- Dataset
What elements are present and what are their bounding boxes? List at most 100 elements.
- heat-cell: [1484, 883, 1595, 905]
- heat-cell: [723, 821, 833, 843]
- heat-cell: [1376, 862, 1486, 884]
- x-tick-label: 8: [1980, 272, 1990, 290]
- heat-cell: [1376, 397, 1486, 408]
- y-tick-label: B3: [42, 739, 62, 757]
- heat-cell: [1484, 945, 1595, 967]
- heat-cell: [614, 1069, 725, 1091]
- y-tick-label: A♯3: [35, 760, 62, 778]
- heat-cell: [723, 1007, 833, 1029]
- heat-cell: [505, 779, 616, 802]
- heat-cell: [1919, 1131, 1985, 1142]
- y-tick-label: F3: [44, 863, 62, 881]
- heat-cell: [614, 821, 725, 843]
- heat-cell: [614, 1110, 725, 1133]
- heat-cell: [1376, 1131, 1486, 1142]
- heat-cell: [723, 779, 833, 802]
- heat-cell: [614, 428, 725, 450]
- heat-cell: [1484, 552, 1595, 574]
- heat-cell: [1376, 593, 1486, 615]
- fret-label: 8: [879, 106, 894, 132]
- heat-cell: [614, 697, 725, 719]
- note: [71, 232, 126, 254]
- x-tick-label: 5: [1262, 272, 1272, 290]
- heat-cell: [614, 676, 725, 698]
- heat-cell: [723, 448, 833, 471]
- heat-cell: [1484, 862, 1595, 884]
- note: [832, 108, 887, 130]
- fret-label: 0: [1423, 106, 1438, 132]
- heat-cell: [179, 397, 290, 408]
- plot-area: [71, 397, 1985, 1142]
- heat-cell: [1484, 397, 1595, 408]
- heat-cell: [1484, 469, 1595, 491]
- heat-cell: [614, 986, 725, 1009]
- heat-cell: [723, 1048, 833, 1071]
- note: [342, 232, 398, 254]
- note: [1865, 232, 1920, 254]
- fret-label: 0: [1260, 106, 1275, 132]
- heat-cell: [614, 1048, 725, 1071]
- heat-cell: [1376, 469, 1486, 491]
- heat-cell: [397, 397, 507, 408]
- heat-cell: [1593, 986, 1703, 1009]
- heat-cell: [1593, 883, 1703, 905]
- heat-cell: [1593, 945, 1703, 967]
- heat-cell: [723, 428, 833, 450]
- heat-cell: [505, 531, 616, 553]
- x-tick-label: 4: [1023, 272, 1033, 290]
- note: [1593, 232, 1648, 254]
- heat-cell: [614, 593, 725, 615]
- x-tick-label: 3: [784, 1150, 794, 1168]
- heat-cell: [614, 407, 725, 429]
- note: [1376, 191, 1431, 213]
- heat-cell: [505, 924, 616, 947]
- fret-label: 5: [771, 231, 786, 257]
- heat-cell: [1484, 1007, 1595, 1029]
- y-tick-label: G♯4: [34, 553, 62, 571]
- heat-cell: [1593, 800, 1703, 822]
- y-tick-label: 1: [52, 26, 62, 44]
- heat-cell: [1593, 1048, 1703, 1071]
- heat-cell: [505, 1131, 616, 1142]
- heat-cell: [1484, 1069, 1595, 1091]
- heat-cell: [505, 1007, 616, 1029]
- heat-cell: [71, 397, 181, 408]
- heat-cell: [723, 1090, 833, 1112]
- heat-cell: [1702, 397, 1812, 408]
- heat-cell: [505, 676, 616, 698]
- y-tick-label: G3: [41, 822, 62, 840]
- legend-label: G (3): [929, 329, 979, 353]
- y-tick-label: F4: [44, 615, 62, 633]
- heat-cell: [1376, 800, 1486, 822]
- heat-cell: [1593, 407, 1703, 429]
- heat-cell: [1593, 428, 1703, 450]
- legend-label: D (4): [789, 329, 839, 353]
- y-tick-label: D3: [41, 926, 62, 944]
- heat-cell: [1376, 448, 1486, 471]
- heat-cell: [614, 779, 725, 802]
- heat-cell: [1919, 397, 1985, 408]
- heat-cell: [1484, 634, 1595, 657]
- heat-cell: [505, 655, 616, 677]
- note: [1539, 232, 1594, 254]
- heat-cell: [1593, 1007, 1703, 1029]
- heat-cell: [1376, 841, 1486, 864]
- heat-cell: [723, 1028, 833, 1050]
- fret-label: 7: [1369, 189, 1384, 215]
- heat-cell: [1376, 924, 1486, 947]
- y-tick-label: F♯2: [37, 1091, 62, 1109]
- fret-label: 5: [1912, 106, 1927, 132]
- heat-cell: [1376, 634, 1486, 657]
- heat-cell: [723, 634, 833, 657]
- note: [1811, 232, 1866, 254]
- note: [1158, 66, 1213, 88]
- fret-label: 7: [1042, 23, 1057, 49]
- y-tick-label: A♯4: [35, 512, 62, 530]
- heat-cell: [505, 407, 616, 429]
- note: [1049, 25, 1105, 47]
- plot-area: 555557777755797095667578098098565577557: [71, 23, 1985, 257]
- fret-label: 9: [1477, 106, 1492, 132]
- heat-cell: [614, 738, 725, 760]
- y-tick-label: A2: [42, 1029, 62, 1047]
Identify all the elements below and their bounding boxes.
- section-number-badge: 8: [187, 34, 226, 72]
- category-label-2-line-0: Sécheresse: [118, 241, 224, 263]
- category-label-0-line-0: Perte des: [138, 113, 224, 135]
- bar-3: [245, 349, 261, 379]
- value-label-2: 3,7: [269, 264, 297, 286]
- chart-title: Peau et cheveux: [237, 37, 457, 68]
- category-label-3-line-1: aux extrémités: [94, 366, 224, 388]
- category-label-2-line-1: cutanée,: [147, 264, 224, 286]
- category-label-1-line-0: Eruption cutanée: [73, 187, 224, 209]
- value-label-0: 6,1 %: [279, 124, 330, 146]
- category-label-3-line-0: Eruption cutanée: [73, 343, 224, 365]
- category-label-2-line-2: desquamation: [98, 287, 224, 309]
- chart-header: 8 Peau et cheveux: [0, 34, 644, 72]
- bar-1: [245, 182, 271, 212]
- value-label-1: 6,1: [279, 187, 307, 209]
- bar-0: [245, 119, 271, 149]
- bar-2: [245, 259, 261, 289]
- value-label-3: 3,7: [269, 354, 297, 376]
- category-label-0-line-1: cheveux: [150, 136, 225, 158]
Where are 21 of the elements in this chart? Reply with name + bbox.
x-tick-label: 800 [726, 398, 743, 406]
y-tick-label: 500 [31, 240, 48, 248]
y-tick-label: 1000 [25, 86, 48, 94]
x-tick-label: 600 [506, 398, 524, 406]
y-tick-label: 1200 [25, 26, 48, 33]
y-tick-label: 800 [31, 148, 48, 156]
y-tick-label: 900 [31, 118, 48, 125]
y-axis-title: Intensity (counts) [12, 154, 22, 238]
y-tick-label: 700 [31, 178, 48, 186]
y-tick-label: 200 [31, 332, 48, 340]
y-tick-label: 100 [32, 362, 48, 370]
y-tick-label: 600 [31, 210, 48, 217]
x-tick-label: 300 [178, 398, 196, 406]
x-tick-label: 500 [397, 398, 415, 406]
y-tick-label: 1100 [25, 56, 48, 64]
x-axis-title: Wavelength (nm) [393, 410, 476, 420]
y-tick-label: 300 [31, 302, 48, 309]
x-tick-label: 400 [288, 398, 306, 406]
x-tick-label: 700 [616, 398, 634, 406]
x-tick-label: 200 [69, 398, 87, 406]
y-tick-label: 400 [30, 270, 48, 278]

- Task
Rewrite the rows starting at the first one and ending at the line containing "- heat-cell: [505, 531, 616, 553]", changing "fret-label" to "fret-number" and leaving everything else as it is.

- Answer for this exercise
What elements are present and what are their bounding boxes? List at most 100 elements.
- heat-cell: [1484, 883, 1595, 905]
- heat-cell: [723, 821, 833, 843]
- heat-cell: [1376, 862, 1486, 884]
- x-tick-label: 8: [1980, 272, 1990, 290]
- heat-cell: [1376, 397, 1486, 408]
- y-tick-label: B3: [42, 739, 62, 757]
- heat-cell: [1484, 945, 1595, 967]
- heat-cell: [614, 1069, 725, 1091]
- y-tick-label: A♯3: [35, 760, 62, 778]
- heat-cell: [723, 1007, 833, 1029]
- heat-cell: [505, 779, 616, 802]
- heat-cell: [1919, 1131, 1985, 1142]
- y-tick-label: F3: [44, 863, 62, 881]
- heat-cell: [614, 821, 725, 843]
- heat-cell: [614, 1110, 725, 1133]
- heat-cell: [1376, 1131, 1486, 1142]
- heat-cell: [723, 779, 833, 802]
- heat-cell: [614, 428, 725, 450]
- heat-cell: [1484, 552, 1595, 574]
- heat-cell: [1376, 593, 1486, 615]
- fret-number: 8: [879, 106, 894, 132]
- heat-cell: [614, 697, 725, 719]
- note: [71, 232, 126, 254]
- x-tick-label: 5: [1262, 272, 1272, 290]
- heat-cell: [614, 676, 725, 698]
- heat-cell: [723, 448, 833, 471]
- heat-cell: [1484, 862, 1595, 884]
- note: [832, 108, 887, 130]
- fret-number: 0: [1423, 106, 1438, 132]
- heat-cell: [179, 397, 290, 408]
- plot-area: [71, 397, 1985, 1142]
- heat-cell: [1484, 397, 1595, 408]
- heat-cell: [1484, 469, 1595, 491]
- heat-cell: [614, 986, 725, 1009]
- heat-cell: [723, 1048, 833, 1071]
- note: [342, 232, 398, 254]
- note: [1865, 232, 1920, 254]
- fret-number: 0: [1260, 106, 1275, 132]
- heat-cell: [614, 1048, 725, 1071]
- heat-cell: [1376, 469, 1486, 491]
- heat-cell: [397, 397, 507, 408]
- heat-cell: [1593, 986, 1703, 1009]
- heat-cell: [1593, 883, 1703, 905]
- heat-cell: [1593, 945, 1703, 967]
- heat-cell: [723, 428, 833, 450]
- heat-cell: [505, 531, 616, 553]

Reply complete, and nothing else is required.